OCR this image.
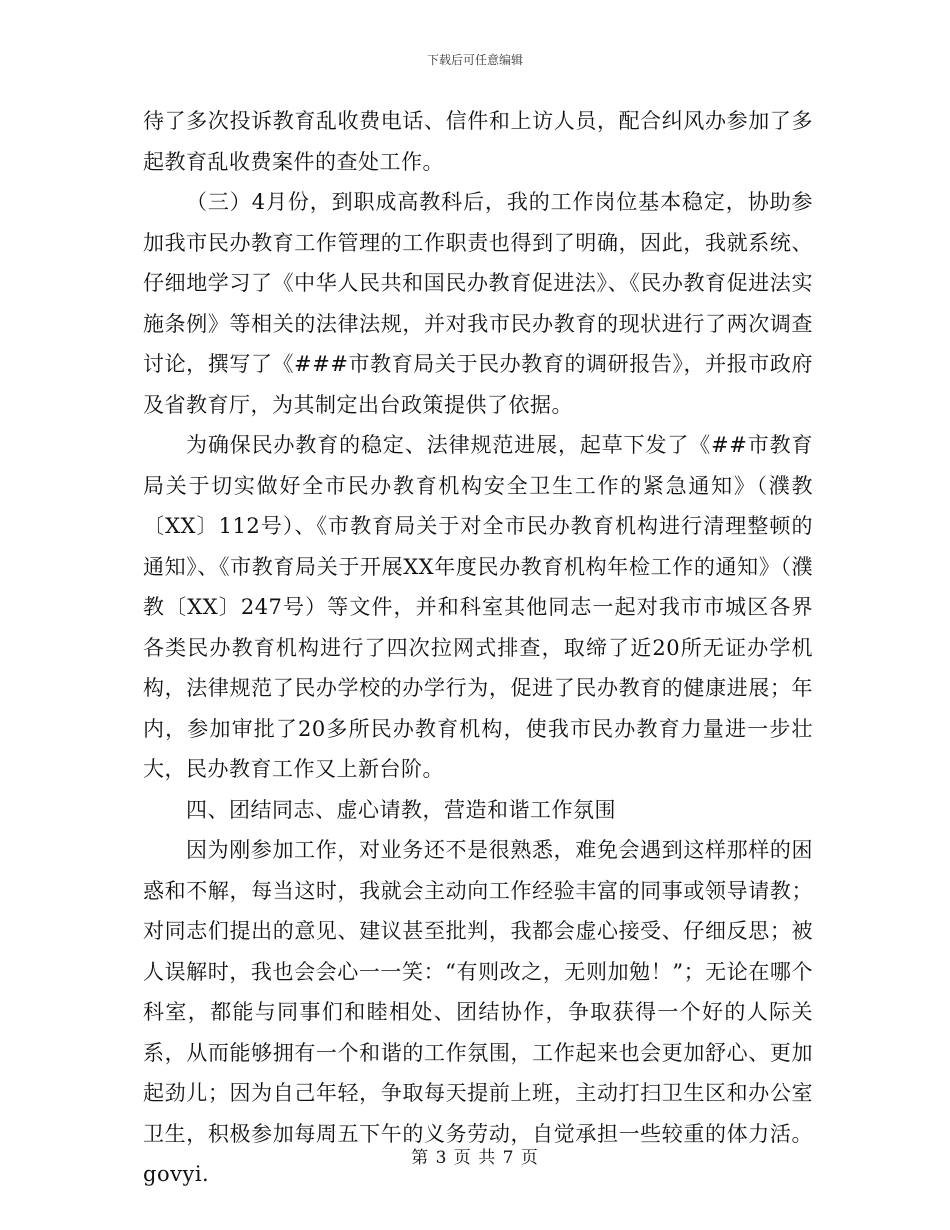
下载后可任意编辑

待了多次投诉教育乱收费电话、信件和上访人员，配合纠风办参加了多起教育乱收费案件的查处工作。

（三）4月份，到职成高教科后，我的工作岗位基本稳定，协助参加我市民办教育工作管理的工作职责也得到了明确，因此，我就系统、仔细地学习了《中华人民共和国民办教育促进法》、《民办教育促进法实施条例》等相关的法律法规，并对我市民办教育的现状进行了两次调查讨论，撰写了《###市教育局关于民办教育的调研报告》，并报市政府及省教育厅，为其制定出台政策提供了依据。

为确保民办教育的稳定、法律规范进展，起草下发了《##市教育局关于切实做好全市民办教育机构安全卫生工作的紧急通知》（濮教〔XX〕112号）、《市教育局关于对全市民办教育机构进行清理整顿的通知》、《市教育局关于开展XX年度民办教育机构年检工作的通知》（濮教〔XX〕247号）等文件，并和科室其他同志一起对我市市城区各界各类民办教育机构进行了四次拉网式排查，取缔了近20所无证办学机构，法律规范了民办学校的办学行为，促进了民办教育的健康进展；年内，参加审批了20多所民办教育机构，使我市民办教育力量进一步壮大，民办教育工作又上新台阶。

四、团结同志、虚心请教，营造和谐工作氛围

因为刚参加工作，对业务还不是很熟悉，难免会遇到这样那样的困惑和不解，每当这时，我就会主动向工作经验丰富的同事或领导请教；对同志们提出的意见、建议甚至批判，我都会虚心接受、仔细反思；被人误解时，我也会会心一一笑：“有则改之，无则加勉！”；无论在哪个科室，都能与同事们和睦相处、团结协作，争取获得一个好的人际关系，从而能够拥有一个和谐的工作氛围，工作起来也会更加舒心、更加起劲儿；因为自己年轻，争取每天提前上班，主动打扫卫生区和办公室卫生，积极参加每周五下午的义务劳动，自觉承担一些较重的体力活。govyi.

第 3 页 共 7 页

PROBLEM TO WORK ON: Using the material above, set down every line exactly, but skip the pictures.

OUTPUT OF THE TASK:
OCR this image.
下载后可任意编辑

待了多次投诉教育乱收费电话、信件和上访人员，配合纠风办参加了多起教育乱收费案件的查处工作。

（三）4月份，到职成高教科后，我的工作岗位基本稳定，协助参加我市民办教育工作管理的工作职责也得到了明确，因此，我就系统、仔细地学习了《中华人民共和国民办教育促进法》、《民办教育促进法实施条例》等相关的法律法规，并对我市民办教育的现状进行了两次调查讨论，撰写了《###市教育局关于民办教育的调研报告》，并报市政府及省教育厅，为其制定出台政策提供了依据。

为确保民办教育的稳定、法律规范进展，起草下发了《##市教育局关于切实做好全市民办教育机构安全卫生工作的紧急通知》（濮教〔XX〕112号）、《市教育局关于对全市民办教育机构进行清理整顿的通知》、《市教育局关于开展XX年度民办教育机构年检工作的通知》（濮教〔XX〕247号）等文件，并和科室其他同志一起对我市市城区各界各类民办教育机构进行了四次拉网式排查，取缔了近20所无证办学机构，法律规范了民办学校的办学行为，促进了民办教育的健康进展；年内，参加审批了20多所民办教育机构，使我市民办教育力量进一步壮大，民办教育工作又上新台阶。

四、团结同志、虚心请教，营造和谐工作氛围

因为刚参加工作，对业务还不是很熟悉，难免会遇到这样那样的困惑和不解，每当这时，我就会主动向工作经验丰富的同事或领导请教；对同志们提出的意见、建议甚至批判，我都会虚心接受、仔细反思；被人误解时，我也会会心一一笑：“有则改之，无则加勉！”；无论在哪个科室，都能与同事们和睦相处、团结协作，争取获得一个好的人际关系，从而能够拥有一个和谐的工作氛围，工作起来也会更加舒心、更加起劲儿；因为自己年轻，争取每天提前上班，主动打扫卫生区和办公室卫生，积极参加每周五下午的义务劳动，自觉承担一些较重的体力活。govyi.

第 3 页 共 7 页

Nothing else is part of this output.